> [What to work on]
Go through the data below. List every line that holds the word "title".

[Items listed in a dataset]

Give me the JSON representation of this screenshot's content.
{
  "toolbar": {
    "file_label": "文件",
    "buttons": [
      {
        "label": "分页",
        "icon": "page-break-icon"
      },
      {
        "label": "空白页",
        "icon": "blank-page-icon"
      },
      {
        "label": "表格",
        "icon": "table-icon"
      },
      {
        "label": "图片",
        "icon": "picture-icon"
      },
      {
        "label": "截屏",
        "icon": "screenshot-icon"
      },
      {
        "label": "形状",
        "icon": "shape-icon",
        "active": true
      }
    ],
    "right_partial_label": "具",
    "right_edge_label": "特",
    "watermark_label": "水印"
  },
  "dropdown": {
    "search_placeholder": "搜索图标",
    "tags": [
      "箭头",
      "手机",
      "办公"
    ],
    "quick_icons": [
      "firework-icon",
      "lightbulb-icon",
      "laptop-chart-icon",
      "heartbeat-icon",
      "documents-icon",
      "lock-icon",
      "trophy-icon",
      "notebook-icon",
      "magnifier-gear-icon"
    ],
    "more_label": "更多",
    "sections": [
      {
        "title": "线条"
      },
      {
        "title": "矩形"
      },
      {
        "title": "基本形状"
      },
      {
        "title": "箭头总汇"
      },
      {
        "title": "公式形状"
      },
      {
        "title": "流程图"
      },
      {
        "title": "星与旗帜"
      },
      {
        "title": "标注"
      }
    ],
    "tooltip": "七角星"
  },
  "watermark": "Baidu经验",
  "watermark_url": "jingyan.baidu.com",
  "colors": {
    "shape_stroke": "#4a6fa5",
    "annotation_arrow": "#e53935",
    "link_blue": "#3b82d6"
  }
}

> [Solution]
        "title": "线条"
        "title": "矩形"
        "title": "基本形状"
        "title": "箭头总汇"
        "title": "公式形状"
        "title": "流程图"
        "title": "星与旗帜"
        "title": "标注"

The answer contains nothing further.